Reproduce the material word for word; the images stay out.
------ Material shown ------
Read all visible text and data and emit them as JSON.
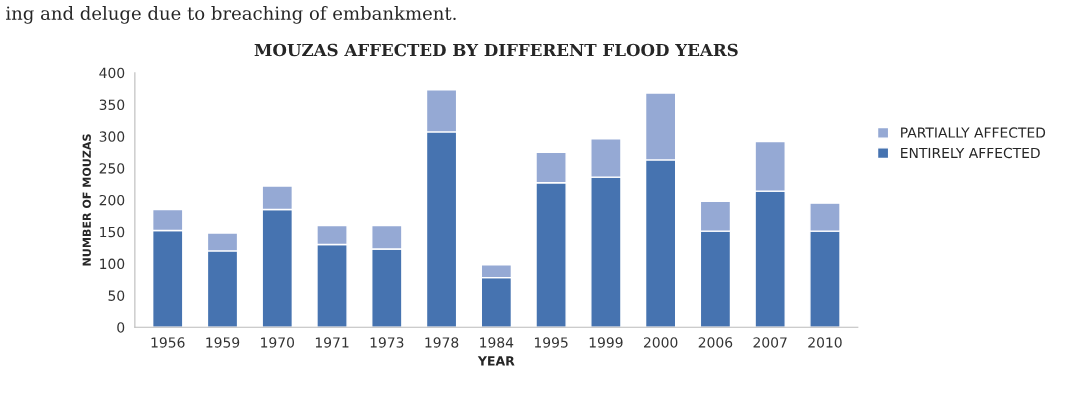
{
  "chart_data": {
    "type": "bar",
    "stacked": true,
    "title": "MOUZAS AFFECTED BY DIFFERENT FLOOD YEARS",
    "xlabel": "YEAR",
    "ylabel": "NUMBER OF MOUZAS",
    "annotations": [
      "ing and deluge due to breaching of embankment."
    ],
    "categories": [
      "1956",
      "1959",
      "1970",
      "1971",
      "1973",
      "1978",
      "1984",
      "1995",
      "1999",
      "2000",
      "2006",
      "2007",
      "2010"
    ],
    "series": [
      {
        "name": "ENTIRELY AFFECTED",
        "color": "#4673b0",
        "values": [
          152,
          120,
          185,
          130,
          123,
          307,
          78,
          227,
          236,
          263,
          151,
          214,
          151
        ]
      },
      {
        "name": "PARTIALLY AFFECTED",
        "color": "#95a9d4",
        "values": [
          33,
          28,
          37,
          30,
          37,
          66,
          20,
          48,
          60,
          105,
          47,
          78,
          44
        ]
      }
    ],
    "ylim": [
      0,
      400
    ],
    "yticks": [
      0,
      50,
      100,
      150,
      200,
      250,
      300,
      350,
      400
    ],
    "grid": false,
    "legend": "right"
  }
}
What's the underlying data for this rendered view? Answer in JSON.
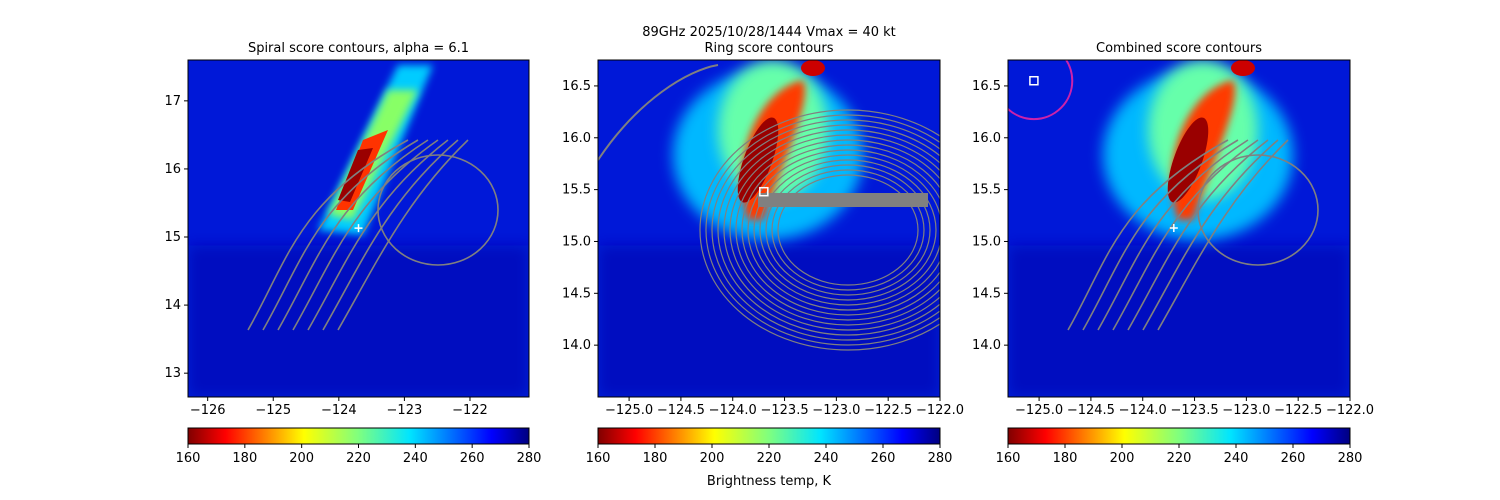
{
  "figure": {
    "suptitle_line1": "89GHz  2025/10/28/1444    Vmax = 40 kt",
    "colorbar_label": "Brightness temp, K"
  },
  "colorbar": {
    "ticks": [
      "160",
      "180",
      "200",
      "220",
      "240",
      "260",
      "280"
    ],
    "range": [
      160,
      280
    ],
    "colormap": "jet_r"
  },
  "chart_data": [
    {
      "type": "heatmap",
      "title": "Spiral score contours, alpha =  6.1",
      "xlabel": "",
      "ylabel": "",
      "xlim": [
        -126.3,
        -121.1
      ],
      "ylim": [
        12.65,
        17.6
      ],
      "xticks": [
        "−126",
        "−125",
        "−124",
        "−123",
        "−122"
      ],
      "xtick_values": [
        -126,
        -125,
        -124,
        -123,
        -122
      ],
      "yticks": [
        "13",
        "14",
        "15",
        "16",
        "17"
      ],
      "ytick_values": [
        13,
        14,
        15,
        16,
        17
      ],
      "markers": [
        {
          "type": "plus",
          "x": -123.7,
          "y": 15.13,
          "color": "#ffffff"
        }
      ],
      "contour_color": "#808080",
      "grid": false
    },
    {
      "type": "heatmap",
      "title": "Ring score contours",
      "xlabel": "",
      "ylabel": "",
      "xlim": [
        -125.3,
        -122.0
      ],
      "ylim": [
        13.5,
        16.75
      ],
      "xticks": [
        "−125.0",
        "−124.5",
        "−124.0",
        "−123.5",
        "−123.0",
        "−122.5",
        "−122.0"
      ],
      "xtick_values": [
        -125.0,
        -124.5,
        -124.0,
        -123.5,
        -123.0,
        -122.5,
        -122.0
      ],
      "yticks": [
        "14.0",
        "14.5",
        "15.0",
        "15.5",
        "16.0",
        "16.5"
      ],
      "ytick_values": [
        14.0,
        14.5,
        15.0,
        15.5,
        16.0,
        16.5
      ],
      "markers": [
        {
          "type": "square",
          "x": -123.7,
          "y": 15.48,
          "color": "#ffffff"
        }
      ],
      "contour_color": "#808080",
      "grid": false
    },
    {
      "type": "heatmap",
      "title": "Combined score contours",
      "xlabel": "",
      "ylabel": "",
      "xlim": [
        -125.3,
        -122.0
      ],
      "ylim": [
        13.5,
        16.75
      ],
      "xticks": [
        "−125.0",
        "−124.5",
        "−124.0",
        "−123.5",
        "−123.0",
        "−122.5",
        "−122.0"
      ],
      "xtick_values": [
        -125.0,
        -124.5,
        -124.0,
        -123.5,
        -123.0,
        -122.5,
        -122.0
      ],
      "yticks": [
        "14.0",
        "14.5",
        "15.0",
        "15.5",
        "16.0",
        "16.5"
      ],
      "ytick_values": [
        14.0,
        14.5,
        15.0,
        15.5,
        16.0,
        16.5
      ],
      "markers": [
        {
          "type": "plus",
          "x": -123.7,
          "y": 15.13,
          "color": "#ffffff"
        },
        {
          "type": "square",
          "x": -125.05,
          "y": 16.55,
          "color": "#ffffff"
        }
      ],
      "circle": {
        "x": -125.05,
        "y": 16.55,
        "r_deg": 0.37,
        "color": "#cc22aa"
      },
      "contour_color": "#808080",
      "grid": false
    }
  ]
}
------
→ Task response:
Read all visible text and data and emit them as JSON.
{
  "chart_data": {
    "type": "bar",
    "stacked": true,
    "title": "MOUZAS AFFECTED BY DIFFERENT FLOOD YEARS",
    "xlabel": "YEAR",
    "ylabel": "NUMBER OF MOUZAS",
    "annotations": [
      "ing and deluge due to breaching of embankment."
    ],
    "categories": [
      "1956",
      "1959",
      "1970",
      "1971",
      "1973",
      "1978",
      "1984",
      "1995",
      "1999",
      "2000",
      "2006",
      "2007",
      "2010"
    ],
    "series": [
      {
        "name": "ENTIRELY AFFECTED",
        "color": "#4673b0",
        "values": [
          152,
          120,
          185,
          130,
          123,
          307,
          78,
          227,
          236,
          263,
          151,
          214,
          151
        ]
      },
      {
        "name": "PARTIALLY AFFECTED",
        "color": "#95a9d4",
        "values": [
          33,
          28,
          37,
          30,
          37,
          66,
          20,
          48,
          60,
          105,
          47,
          78,
          44
        ]
      }
    ],
    "ylim": [
      0,
      400
    ],
    "yticks": [
      0,
      50,
      100,
      150,
      200,
      250,
      300,
      350,
      400
    ],
    "grid": false,
    "legend": "right"
  }
}
What's the underlying data for this rendered view? Answer in JSON.
{
  "figure": {
    "suptitle_line1": "89GHz  2025/10/28/1444    Vmax = 40 kt",
    "colorbar_label": "Brightness temp, K"
  },
  "colorbar": {
    "ticks": [
      "160",
      "180",
      "200",
      "220",
      "240",
      "260",
      "280"
    ],
    "range": [
      160,
      280
    ],
    "colormap": "jet_r"
  },
  "chart_data": [
    {
      "type": "heatmap",
      "title": "Spiral score contours, alpha =  6.1",
      "xlabel": "",
      "ylabel": "",
      "xlim": [
        -126.3,
        -121.1
      ],
      "ylim": [
        12.65,
        17.6
      ],
      "xticks": [
        "−126",
        "−125",
        "−124",
        "−123",
        "−122"
      ],
      "xtick_values": [
        -126,
        -125,
        -124,
        -123,
        -122
      ],
      "yticks": [
        "13",
        "14",
        "15",
        "16",
        "17"
      ],
      "ytick_values": [
        13,
        14,
        15,
        16,
        17
      ],
      "markers": [
        {
          "type": "plus",
          "x": -123.7,
          "y": 15.13,
          "color": "#ffffff"
        }
      ],
      "contour_color": "#808080",
      "grid": false
    },
    {
      "type": "heatmap",
      "title": "Ring score contours",
      "xlabel": "",
      "ylabel": "",
      "xlim": [
        -125.3,
        -122.0
      ],
      "ylim": [
        13.5,
        16.75
      ],
      "xticks": [
        "−125.0",
        "−124.5",
        "−124.0",
        "−123.5",
        "−123.0",
        "−122.5",
        "−122.0"
      ],
      "xtick_values": [
        -125.0,
        -124.5,
        -124.0,
        -123.5,
        -123.0,
        -122.5,
        -122.0
      ],
      "yticks": [
        "14.0",
        "14.5",
        "15.0",
        "15.5",
        "16.0",
        "16.5"
      ],
      "ytick_values": [
        14.0,
        14.5,
        15.0,
        15.5,
        16.0,
        16.5
      ],
      "markers": [
        {
          "type": "square",
          "x": -123.7,
          "y": 15.48,
          "color": "#ffffff"
        }
      ],
      "contour_color": "#808080",
      "grid": false
    },
    {
      "type": "heatmap",
      "title": "Combined score contours",
      "xlabel": "",
      "ylabel": "",
      "xlim": [
        -125.3,
        -122.0
      ],
      "ylim": [
        13.5,
        16.75
      ],
      "xticks": [
        "−125.0",
        "−124.5",
        "−124.0",
        "−123.5",
        "−123.0",
        "−122.5",
        "−122.0"
      ],
      "xtick_values": [
        -125.0,
        -124.5,
        -124.0,
        -123.5,
        -123.0,
        -122.5,
        -122.0
      ],
      "yticks": [
        "14.0",
        "14.5",
        "15.0",
        "15.5",
        "16.0",
        "16.5"
      ],
      "ytick_values": [
        14.0,
        14.5,
        15.0,
        15.5,
        16.0,
        16.5
      ],
      "markers": [
        {
          "type": "plus",
          "x": -123.7,
          "y": 15.13,
          "color": "#ffffff"
        },
        {
          "type": "square",
          "x": -125.05,
          "y": 16.55,
          "color": "#ffffff"
        }
      ],
      "circle": {
        "x": -125.05,
        "y": 16.55,
        "r_deg": 0.37,
        "color": "#cc22aa"
      },
      "contour_color": "#808080",
      "grid": false
    }
  ]
}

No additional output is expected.